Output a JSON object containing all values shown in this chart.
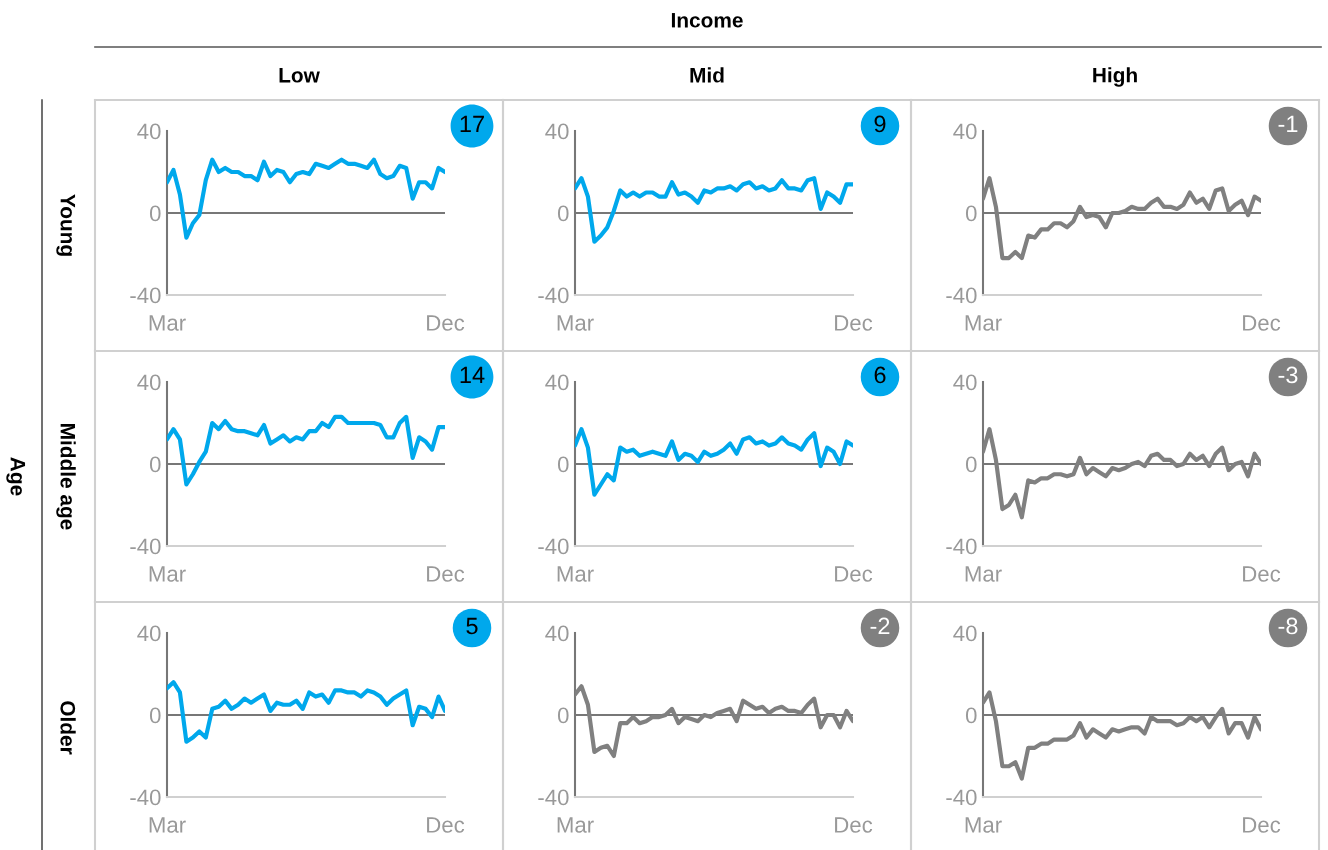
{
  "chart_data": [
    {
      "type": "line",
      "title": "Low",
      "ylabel": "Young",
      "annotations": [
        "17"
      ],
      "categories": [
        "Mar",
        null,
        null,
        null,
        null,
        null,
        null,
        null,
        null,
        null,
        null,
        null,
        null,
        null,
        null,
        null,
        null,
        null,
        null,
        null,
        null,
        null,
        null,
        null,
        null,
        null,
        null,
        null,
        null,
        null,
        null,
        null,
        null,
        null,
        null,
        null,
        null,
        null,
        null,
        null,
        null,
        null,
        null,
        "Dec"
      ],
      "ylim": [
        -40,
        40
      ],
      "yticks": [
        -40,
        0,
        40
      ],
      "grid": false,
      "legend": false,
      "ref_lines": [
        {
          "axis": "y",
          "value": 0,
          "label": null,
          "color": "#777777"
        }
      ],
      "series": [
        {
          "color": "#00a8ec",
          "values": [
            15,
            21,
            9,
            -12,
            -5,
            -1,
            16,
            26,
            20,
            22,
            20,
            20,
            18,
            18,
            16,
            25,
            18,
            21,
            20,
            15,
            19,
            20,
            19,
            24,
            23,
            22,
            24,
            26,
            24,
            24,
            23,
            22,
            26,
            19,
            17,
            18,
            23,
            22,
            7,
            15,
            15,
            12,
            22,
            20
          ]
        }
      ]
    },
    {
      "type": "line",
      "title": "Mid",
      "annotations": [
        "Income",
        "9"
      ],
      "categories": [
        "Mar",
        null,
        null,
        null,
        null,
        null,
        null,
        null,
        null,
        null,
        null,
        null,
        null,
        null,
        null,
        null,
        null,
        null,
        null,
        null,
        null,
        null,
        null,
        null,
        null,
        null,
        null,
        null,
        null,
        null,
        null,
        null,
        null,
        null,
        null,
        null,
        null,
        null,
        null,
        null,
        null,
        null,
        null,
        "Dec"
      ],
      "ylim": [
        -40,
        40
      ],
      "yticks": [
        -40,
        0,
        40
      ],
      "grid": false,
      "legend": false,
      "ref_lines": [
        {
          "axis": "y",
          "value": 0,
          "label": null,
          "color": "#777777"
        }
      ],
      "series": [
        {
          "color": "#00a8ec",
          "values": [
            12,
            17,
            8,
            -14,
            -11,
            -7,
            1,
            11,
            8,
            10,
            8,
            10,
            10,
            8,
            8,
            15,
            9,
            10,
            8,
            5,
            11,
            10,
            12,
            12,
            13,
            11,
            14,
            15,
            12,
            13,
            11,
            12,
            16,
            12,
            12,
            11,
            16,
            17,
            2,
            10,
            8,
            5,
            14,
            14
          ]
        }
      ]
    },
    {
      "type": "line",
      "title": "High",
      "annotations": [
        "-1"
      ],
      "categories": [
        "Mar",
        null,
        null,
        null,
        null,
        null,
        null,
        null,
        null,
        null,
        null,
        null,
        null,
        null,
        null,
        null,
        null,
        null,
        null,
        null,
        null,
        null,
        null,
        null,
        null,
        null,
        null,
        null,
        null,
        null,
        null,
        null,
        null,
        null,
        null,
        null,
        null,
        null,
        null,
        null,
        null,
        null,
        null,
        "Dec"
      ],
      "ylim": [
        -40,
        40
      ],
      "yticks": [
        -40,
        0,
        40
      ],
      "grid": false,
      "legend": false,
      "ref_lines": [
        {
          "axis": "y",
          "value": 0,
          "label": null,
          "color": "#777777"
        }
      ],
      "series": [
        {
          "color": "#808080",
          "values": [
            7,
            17,
            3,
            -22,
            -22,
            -19,
            -22,
            -11,
            -12,
            -8,
            -8,
            -5,
            -5,
            -7,
            -4,
            3,
            -2,
            -1,
            -2,
            -7,
            0,
            0,
            1,
            3,
            2,
            2,
            5,
            7,
            3,
            3,
            2,
            4,
            10,
            5,
            7,
            2,
            11,
            12,
            1,
            4,
            6,
            -1,
            8,
            6
          ]
        }
      ]
    },
    {
      "type": "line",
      "ylabel": "Middle age",
      "annotations": [
        "Age",
        "14"
      ],
      "categories": [
        "Mar",
        null,
        null,
        null,
        null,
        null,
        null,
        null,
        null,
        null,
        null,
        null,
        null,
        null,
        null,
        null,
        null,
        null,
        null,
        null,
        null,
        null,
        null,
        null,
        null,
        null,
        null,
        null,
        null,
        null,
        null,
        null,
        null,
        null,
        null,
        null,
        null,
        null,
        null,
        null,
        null,
        null,
        null,
        "Dec"
      ],
      "ylim": [
        -40,
        40
      ],
      "yticks": [
        -40,
        0,
        40
      ],
      "grid": false,
      "legend": false,
      "ref_lines": [
        {
          "axis": "y",
          "value": 0,
          "label": null,
          "color": "#777777"
        }
      ],
      "series": [
        {
          "color": "#00a8ec",
          "values": [
            12,
            17,
            12,
            -10,
            -5,
            1,
            6,
            20,
            17,
            21,
            17,
            16,
            16,
            15,
            14,
            19,
            10,
            12,
            14,
            11,
            13,
            12,
            16,
            16,
            20,
            18,
            23,
            23,
            20,
            20,
            20,
            20,
            20,
            19,
            13,
            13,
            20,
            23,
            3,
            13,
            11,
            7,
            18,
            18
          ]
        }
      ]
    },
    {
      "type": "line",
      "annotations": [
        "6"
      ],
      "categories": [
        "Mar",
        null,
        null,
        null,
        null,
        null,
        null,
        null,
        null,
        null,
        null,
        null,
        null,
        null,
        null,
        null,
        null,
        null,
        null,
        null,
        null,
        null,
        null,
        null,
        null,
        null,
        null,
        null,
        null,
        null,
        null,
        null,
        null,
        null,
        null,
        null,
        null,
        null,
        null,
        null,
        null,
        null,
        null,
        "Dec"
      ],
      "ylim": [
        -40,
        40
      ],
      "yticks": [
        -40,
        0,
        40
      ],
      "grid": false,
      "legend": false,
      "ref_lines": [
        {
          "axis": "y",
          "value": 0,
          "label": null,
          "color": "#777777"
        }
      ],
      "series": [
        {
          "color": "#00a8ec",
          "values": [
            9,
            17,
            8,
            -15,
            -10,
            -5,
            -8,
            8,
            6,
            7,
            4,
            5,
            6,
            5,
            4,
            11,
            2,
            5,
            4,
            1,
            6,
            4,
            5,
            7,
            10,
            5,
            12,
            13,
            10,
            11,
            9,
            10,
            13,
            10,
            9,
            7,
            12,
            15,
            -1,
            8,
            6,
            0,
            11,
            9
          ]
        }
      ]
    },
    {
      "type": "line",
      "annotations": [
        "-3"
      ],
      "categories": [
        "Mar",
        null,
        null,
        null,
        null,
        null,
        null,
        null,
        null,
        null,
        null,
        null,
        null,
        null,
        null,
        null,
        null,
        null,
        null,
        null,
        null,
        null,
        null,
        null,
        null,
        null,
        null,
        null,
        null,
        null,
        null,
        null,
        null,
        null,
        null,
        null,
        null,
        null,
        null,
        null,
        null,
        null,
        null,
        "Dec"
      ],
      "ylim": [
        -40,
        40
      ],
      "yticks": [
        -40,
        0,
        40
      ],
      "grid": false,
      "legend": false,
      "ref_lines": [
        {
          "axis": "y",
          "value": 0,
          "label": null,
          "color": "#777777"
        }
      ],
      "series": [
        {
          "color": "#808080",
          "values": [
            6,
            17,
            2,
            -22,
            -20,
            -15,
            -26,
            -8,
            -9,
            -7,
            -7,
            -5,
            -5,
            -6,
            -5,
            3,
            -5,
            -2,
            -4,
            -6,
            -2,
            -3,
            -2,
            0,
            1,
            -1,
            4,
            5,
            2,
            2,
            -1,
            0,
            5,
            2,
            4,
            -1,
            5,
            8,
            -3,
            0,
            1,
            -6,
            5,
            0
          ]
        }
      ]
    },
    {
      "type": "line",
      "ylabel": "Older",
      "annotations": [
        "5"
      ],
      "categories": [
        "Mar",
        null,
        null,
        null,
        null,
        null,
        null,
        null,
        null,
        null,
        null,
        null,
        null,
        null,
        null,
        null,
        null,
        null,
        null,
        null,
        null,
        null,
        null,
        null,
        null,
        null,
        null,
        null,
        null,
        null,
        null,
        null,
        null,
        null,
        null,
        null,
        null,
        null,
        null,
        null,
        null,
        null,
        null,
        "Dec"
      ],
      "ylim": [
        -40,
        40
      ],
      "yticks": [
        -40,
        0,
        40
      ],
      "grid": false,
      "legend": false,
      "ref_lines": [
        {
          "axis": "y",
          "value": 0,
          "label": null,
          "color": "#777777"
        }
      ],
      "series": [
        {
          "color": "#00a8ec",
          "values": [
            13,
            16,
            11,
            -13,
            -11,
            -8,
            -11,
            3,
            4,
            7,
            3,
            5,
            8,
            6,
            8,
            10,
            2,
            6,
            5,
            5,
            7,
            3,
            11,
            9,
            10,
            6,
            12,
            12,
            11,
            11,
            9,
            12,
            11,
            9,
            5,
            8,
            10,
            12,
            -5,
            4,
            3,
            -1,
            9,
            2
          ]
        }
      ]
    },
    {
      "type": "line",
      "annotations": [
        "-2"
      ],
      "categories": [
        "Mar",
        null,
        null,
        null,
        null,
        null,
        null,
        null,
        null,
        null,
        null,
        null,
        null,
        null,
        null,
        null,
        null,
        null,
        null,
        null,
        null,
        null,
        null,
        null,
        null,
        null,
        null,
        null,
        null,
        null,
        null,
        null,
        null,
        null,
        null,
        null,
        null,
        null,
        null,
        null,
        null,
        null,
        null,
        "Dec"
      ],
      "ylim": [
        -40,
        40
      ],
      "yticks": [
        -40,
        0,
        40
      ],
      "grid": false,
      "legend": false,
      "ref_lines": [
        {
          "axis": "y",
          "value": 0,
          "label": null,
          "color": "#777777"
        }
      ],
      "series": [
        {
          "color": "#808080",
          "values": [
            10,
            14,
            5,
            -18,
            -16,
            -15,
            -20,
            -4,
            -4,
            -1,
            -4,
            -3,
            -1,
            -1,
            0,
            3,
            -4,
            -1,
            -2,
            -3,
            0,
            -1,
            1,
            2,
            3,
            -3,
            7,
            5,
            3,
            4,
            1,
            3,
            4,
            2,
            2,
            1,
            5,
            8,
            -6,
            0,
            0,
            -6,
            2,
            -3
          ]
        }
      ]
    },
    {
      "type": "line",
      "annotations": [
        "-8"
      ],
      "categories": [
        "Mar",
        null,
        null,
        null,
        null,
        null,
        null,
        null,
        null,
        null,
        null,
        null,
        null,
        null,
        null,
        null,
        null,
        null,
        null,
        null,
        null,
        null,
        null,
        null,
        null,
        null,
        null,
        null,
        null,
        null,
        null,
        null,
        null,
        null,
        null,
        null,
        null,
        null,
        null,
        null,
        null,
        null,
        null,
        "Dec"
      ],
      "ylim": [
        -40,
        40
      ],
      "yticks": [
        -40,
        0,
        40
      ],
      "grid": false,
      "legend": false,
      "ref_lines": [
        {
          "axis": "y",
          "value": 0,
          "label": null,
          "color": "#777777"
        }
      ],
      "series": [
        {
          "color": "#808080",
          "values": [
            6,
            11,
            -3,
            -25,
            -25,
            -23,
            -31,
            -16,
            -16,
            -14,
            -14,
            -12,
            -12,
            -12,
            -10,
            -4,
            -11,
            -7,
            -9,
            -11,
            -7,
            -8,
            -7,
            -6,
            -6,
            -9,
            -1,
            -3,
            -3,
            -3,
            -5,
            -4,
            -1,
            -3,
            -1,
            -6,
            -1,
            3,
            -9,
            -4,
            -4,
            -11,
            -1,
            -7
          ]
        }
      ]
    }
  ]
}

--------

### TASK PROMPT
Copy down every line of the material above that includes the string "ylabel".

### EXERCISE OUTPUT
      "ylabel": "Young",
      "ylabel": "Middle age",
      "ylabel": "Older",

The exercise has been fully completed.